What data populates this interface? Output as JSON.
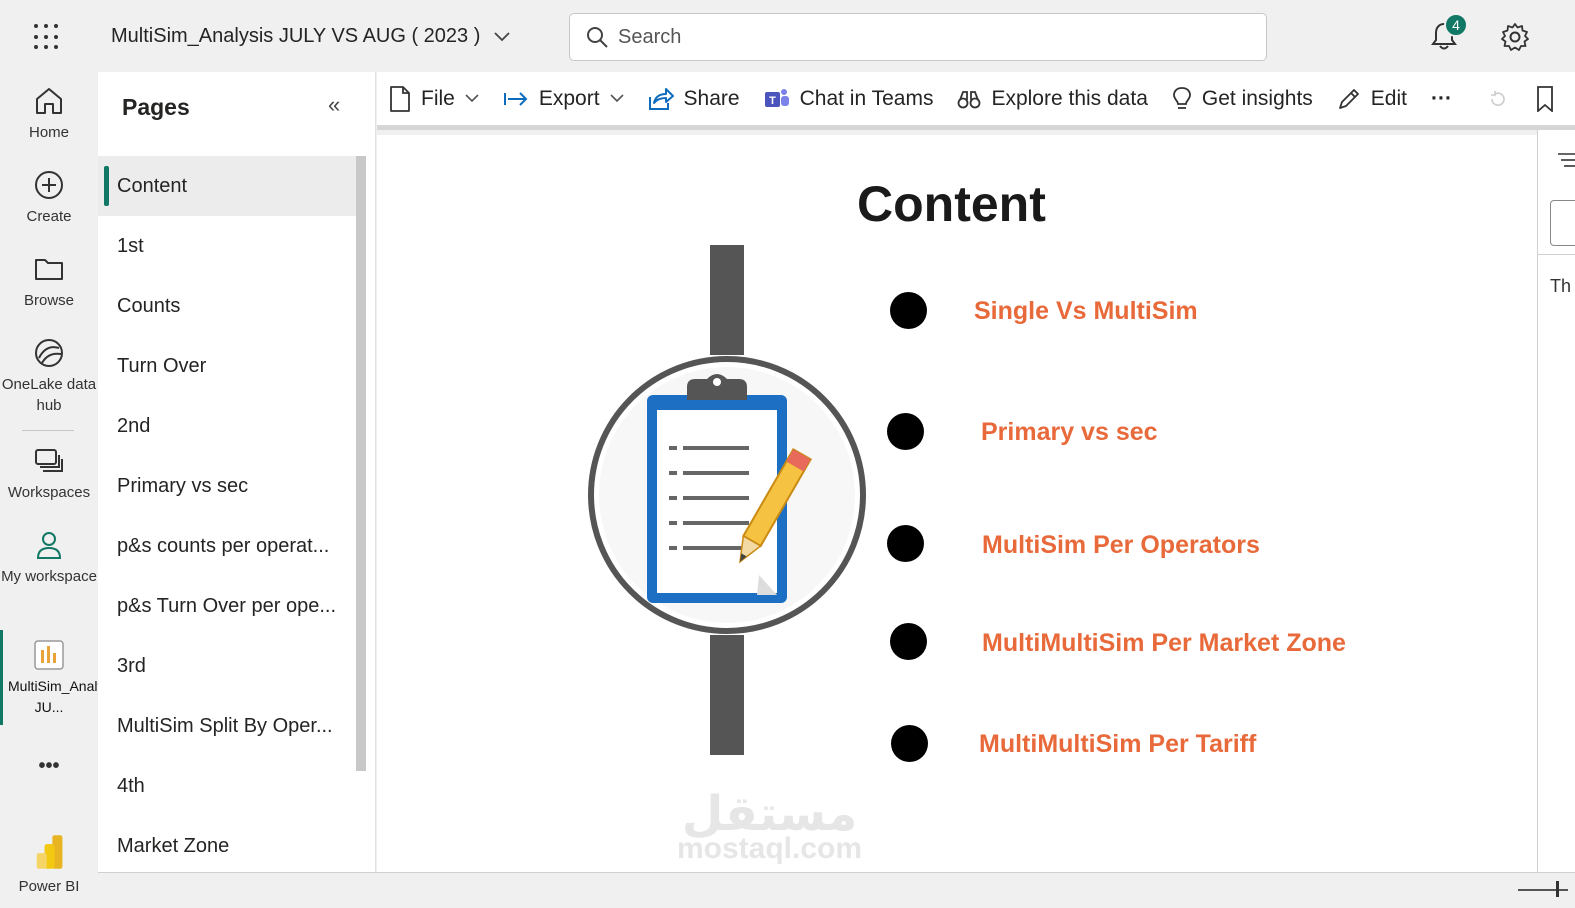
{
  "topbar": {
    "report_title": "MultiSim_Analysis JULY VS AUG ( 2023 )",
    "search_placeholder": "Search",
    "notification_count": "4"
  },
  "leftnav": {
    "items": [
      {
        "label": "Home",
        "icon": "home-icon"
      },
      {
        "label": "Create",
        "icon": "plus-circle-icon"
      },
      {
        "label": "Browse",
        "icon": "folder-icon"
      },
      {
        "label": "OneLake data hub",
        "icon": "onelake-icon"
      },
      {
        "label": "Workspaces",
        "icon": "workspaces-icon"
      },
      {
        "label": "My workspace",
        "icon": "person-icon"
      },
      {
        "label": "MultiSim_Analysis JU...",
        "icon": "report-icon"
      }
    ],
    "more": "•••",
    "footer_label": "Power BI"
  },
  "pages_panel": {
    "title": "Pages",
    "collapse_glyph": "«",
    "pages": [
      "Content",
      "1st",
      "Counts",
      "Turn Over",
      "2nd",
      "Primary vs sec",
      "p&s counts per operat...",
      "p&s Turn Over per ope...",
      "3rd",
      "MultiSim Split By Oper...",
      "4th",
      "Market Zone"
    ],
    "active_page": "Content"
  },
  "toolbar": {
    "file": "File",
    "export": "Export",
    "share": "Share",
    "chat_in_teams": "Chat in Teams",
    "explore": "Explore this data",
    "insights": "Get insights",
    "edit": "Edit",
    "more": "···"
  },
  "report": {
    "title": "Content",
    "items": [
      "Single Vs MultiSim",
      "Primary vs sec",
      "MultiSim Per Operators",
      "MultiMultiSim Per Market Zone",
      "MultiMultiSim Per Tariff"
    ],
    "accent_color": "#e8693a",
    "watermark_arabic": "مستقل",
    "watermark_latin": "mostaql.com"
  },
  "right_pane": {
    "partial_text": "Th"
  }
}
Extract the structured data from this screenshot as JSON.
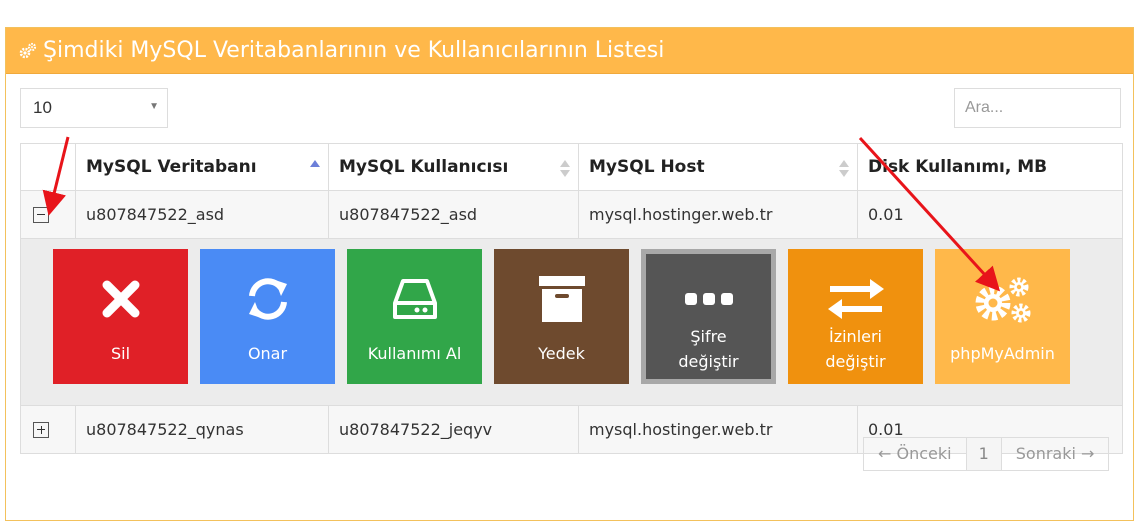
{
  "panel": {
    "title": "Şimdiki MySQL Veritabanlarının ve Kullanıcılarının Listesi",
    "header_color": "#ffb84a"
  },
  "controls": {
    "page_size": "10",
    "search_placeholder": "Ara..."
  },
  "table": {
    "columns": [
      "MySQL Veritabanı",
      "MySQL Kullanıcısı",
      "MySQL Host",
      "Disk Kullanımı, MB"
    ],
    "rows": [
      {
        "db": "u807847522_asd",
        "user": "u807847522_asd",
        "host": "mysql.hostinger.web.tr",
        "disk": "0.01",
        "expanded": true
      },
      {
        "db": "u807847522_qynas",
        "user": "u807847522_jeqyv",
        "host": "mysql.hostinger.web.tr",
        "disk": "0.01",
        "expanded": false
      }
    ]
  },
  "actions": [
    {
      "label": "Sil",
      "icon": "close-icon",
      "color": "#e02027"
    },
    {
      "label": "Onar",
      "icon": "refresh-icon",
      "color": "#4a8bf5"
    },
    {
      "label": "Kullanımı Al",
      "icon": "hard-drive-icon",
      "color": "#31a649"
    },
    {
      "label": "Yedek",
      "icon": "archive-icon",
      "color": "#6e4a2e"
    },
    {
      "label1": "Şifre",
      "label2": "değiştir",
      "icon": "dots-icon",
      "color": "#555555"
    },
    {
      "label1": "İzinleri",
      "label2": "değiştir",
      "icon": "swap-arrows-icon",
      "color": "#f0910e"
    },
    {
      "label": "phpMyAdmin",
      "icon": "gears-icon",
      "color": "#ffb84a"
    }
  ],
  "pagination": {
    "prev": "← Önceki",
    "current": "1",
    "next": "Sonraki →"
  }
}
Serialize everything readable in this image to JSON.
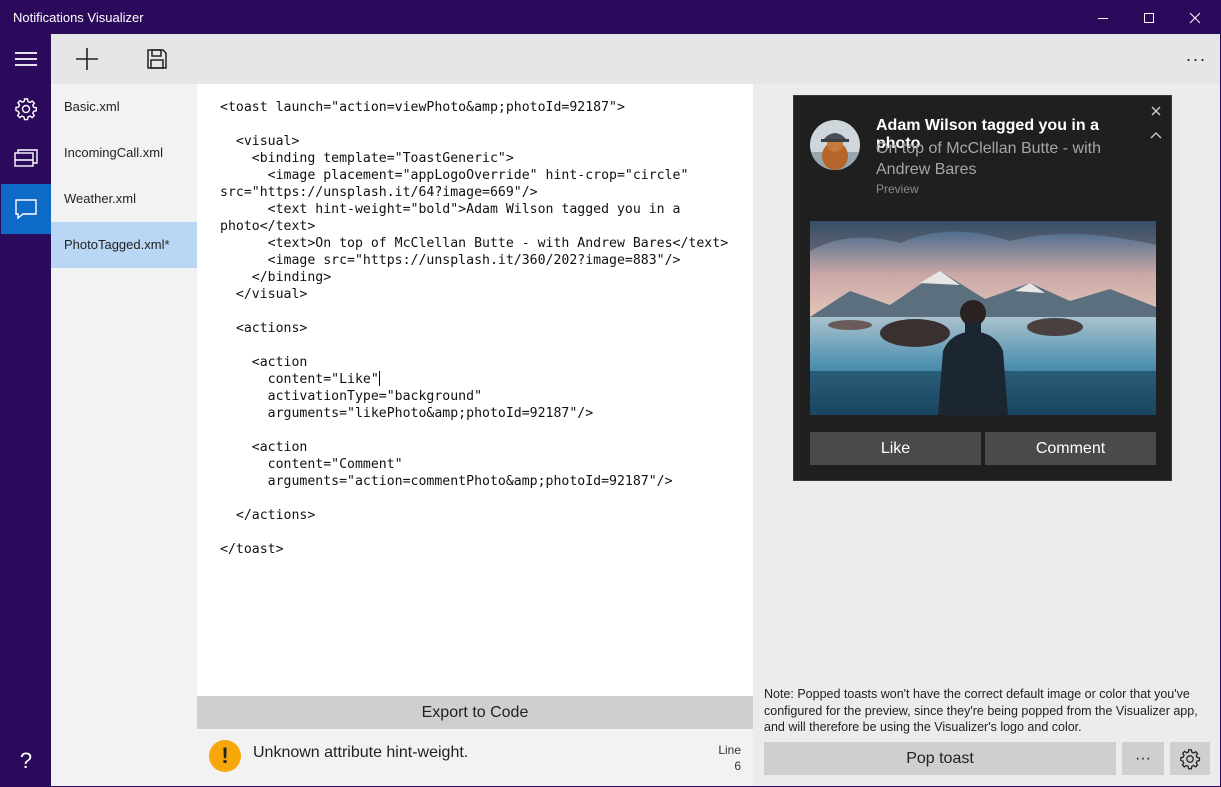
{
  "window": {
    "title": "Notifications Visualizer"
  },
  "nav": {
    "items": [
      {
        "icon": "hamburger-icon"
      },
      {
        "icon": "gear-icon"
      },
      {
        "icon": "gallery-icon"
      },
      {
        "icon": "message-icon",
        "active": true
      }
    ],
    "help_label": "?"
  },
  "toolbar": {
    "more_label": "···"
  },
  "files": [
    {
      "label": "Basic.xml"
    },
    {
      "label": "IncomingCall.xml"
    },
    {
      "label": "Weather.xml"
    },
    {
      "label": "PhotoTagged.xml*",
      "selected": true
    }
  ],
  "editor": {
    "code_before_caret": "<toast launch=\"action=viewPhoto&amp;photoId=92187\">\n\n  <visual>\n    <binding template=\"ToastGeneric\">\n      <image placement=\"appLogoOverride\" hint-crop=\"circle\"\nsrc=\"https://unsplash.it/64?image=669\"/>\n      <text hint-weight=\"bold\">Adam Wilson tagged you in a\nphoto</text>\n      <text>On top of McClellan Butte - with Andrew Bares</text>\n      <image src=\"https://unsplash.it/360/202?image=883\"/>\n    </binding>\n  </visual>\n\n  <actions>\n\n    <action\n      content=\"Like\"",
    "code_after_caret": "\n      activationType=\"background\"\n      arguments=\"likePhoto&amp;photoId=92187\"/>\n\n    <action\n      content=\"Comment\"\n      arguments=\"action=commentPhoto&amp;photoId=92187\"/>\n\n  </actions>\n\n</toast>",
    "export_label": "Export to Code"
  },
  "status": {
    "icon_glyph": "!",
    "message": "Unknown attribute hint-weight.",
    "line_label": "Line",
    "line_number": "6"
  },
  "toast": {
    "title": "Adam Wilson tagged you in a photo",
    "body": "On top of McClellan Butte - with Andrew Bares",
    "attribution": "Preview",
    "actions": [
      {
        "label": "Like"
      },
      {
        "label": "Comment"
      }
    ]
  },
  "preview": {
    "note": "Note: Popped toasts won't have the correct default image or color that you've configured for the preview, since they're being popped from the Visualizer app, and will therefore be using the Visualizer's logo and color.",
    "pop_label": "Pop toast",
    "more_label": "···"
  },
  "colors": {
    "accent": "#2b0a5c",
    "selection": "#b9d6f5",
    "active_nav": "#0e6ac7",
    "warning": "#f8a70b"
  }
}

## Work to do:
Give the number of lines above that hold the word "this", and nothing more.

## Written reply:
4